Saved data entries
________________________________________
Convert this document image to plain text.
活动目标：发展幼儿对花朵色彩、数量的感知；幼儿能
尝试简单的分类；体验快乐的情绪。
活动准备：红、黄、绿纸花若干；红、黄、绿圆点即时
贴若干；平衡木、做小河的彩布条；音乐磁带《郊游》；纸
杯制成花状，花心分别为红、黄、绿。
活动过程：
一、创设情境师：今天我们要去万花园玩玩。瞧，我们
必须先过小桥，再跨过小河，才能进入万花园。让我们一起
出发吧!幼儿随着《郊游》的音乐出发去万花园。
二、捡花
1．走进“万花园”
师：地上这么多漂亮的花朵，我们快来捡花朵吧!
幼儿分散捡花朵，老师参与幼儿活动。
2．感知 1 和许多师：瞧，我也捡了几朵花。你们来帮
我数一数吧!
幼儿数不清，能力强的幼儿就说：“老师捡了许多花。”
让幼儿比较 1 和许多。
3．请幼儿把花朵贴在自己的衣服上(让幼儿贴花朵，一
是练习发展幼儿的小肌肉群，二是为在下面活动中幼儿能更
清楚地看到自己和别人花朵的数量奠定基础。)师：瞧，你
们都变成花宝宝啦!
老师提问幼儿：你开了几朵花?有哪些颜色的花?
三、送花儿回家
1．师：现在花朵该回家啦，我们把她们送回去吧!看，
________________________________________
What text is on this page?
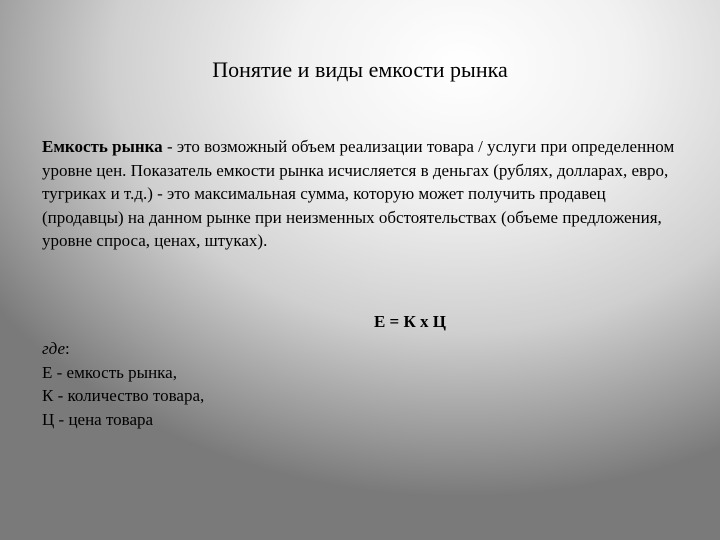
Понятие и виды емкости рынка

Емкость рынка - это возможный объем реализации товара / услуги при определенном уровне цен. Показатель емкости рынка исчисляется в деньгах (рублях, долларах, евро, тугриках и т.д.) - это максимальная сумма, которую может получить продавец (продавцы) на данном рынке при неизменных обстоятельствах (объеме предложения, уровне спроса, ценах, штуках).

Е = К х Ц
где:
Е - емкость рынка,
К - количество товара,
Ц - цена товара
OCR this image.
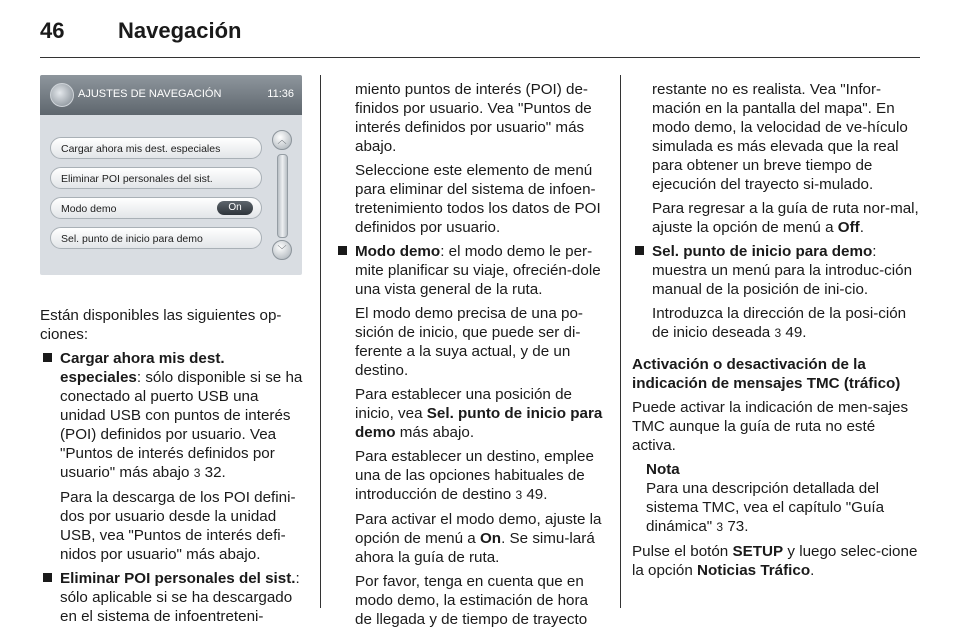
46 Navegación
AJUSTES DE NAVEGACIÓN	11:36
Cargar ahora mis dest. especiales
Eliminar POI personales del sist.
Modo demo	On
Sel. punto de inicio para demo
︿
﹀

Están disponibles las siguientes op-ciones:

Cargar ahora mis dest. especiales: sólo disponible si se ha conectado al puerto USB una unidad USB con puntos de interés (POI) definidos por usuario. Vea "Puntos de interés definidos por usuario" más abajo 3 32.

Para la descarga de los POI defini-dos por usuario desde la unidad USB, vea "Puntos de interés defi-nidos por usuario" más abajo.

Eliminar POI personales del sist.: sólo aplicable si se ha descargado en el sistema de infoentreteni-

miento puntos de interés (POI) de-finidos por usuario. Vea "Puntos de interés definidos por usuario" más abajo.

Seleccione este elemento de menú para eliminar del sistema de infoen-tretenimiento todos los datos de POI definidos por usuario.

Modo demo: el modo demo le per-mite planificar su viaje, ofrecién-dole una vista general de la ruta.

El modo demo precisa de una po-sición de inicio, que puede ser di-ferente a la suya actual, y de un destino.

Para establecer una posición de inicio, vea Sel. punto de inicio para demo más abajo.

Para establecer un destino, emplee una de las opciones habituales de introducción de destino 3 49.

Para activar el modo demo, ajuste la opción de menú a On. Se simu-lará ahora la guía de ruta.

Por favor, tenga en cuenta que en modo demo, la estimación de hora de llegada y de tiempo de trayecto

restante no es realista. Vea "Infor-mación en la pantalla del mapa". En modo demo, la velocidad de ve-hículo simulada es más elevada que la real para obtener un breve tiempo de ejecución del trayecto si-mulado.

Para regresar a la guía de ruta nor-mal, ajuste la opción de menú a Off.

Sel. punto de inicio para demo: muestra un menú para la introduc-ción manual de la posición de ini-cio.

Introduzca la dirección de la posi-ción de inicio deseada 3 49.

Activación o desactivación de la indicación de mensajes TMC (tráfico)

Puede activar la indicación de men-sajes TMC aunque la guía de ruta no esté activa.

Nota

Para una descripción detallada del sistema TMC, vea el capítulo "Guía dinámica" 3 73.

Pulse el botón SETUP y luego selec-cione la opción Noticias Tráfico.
________________________________________
Among the entries, how many lines contain the string "tiempo"? Give the number without anything else.

2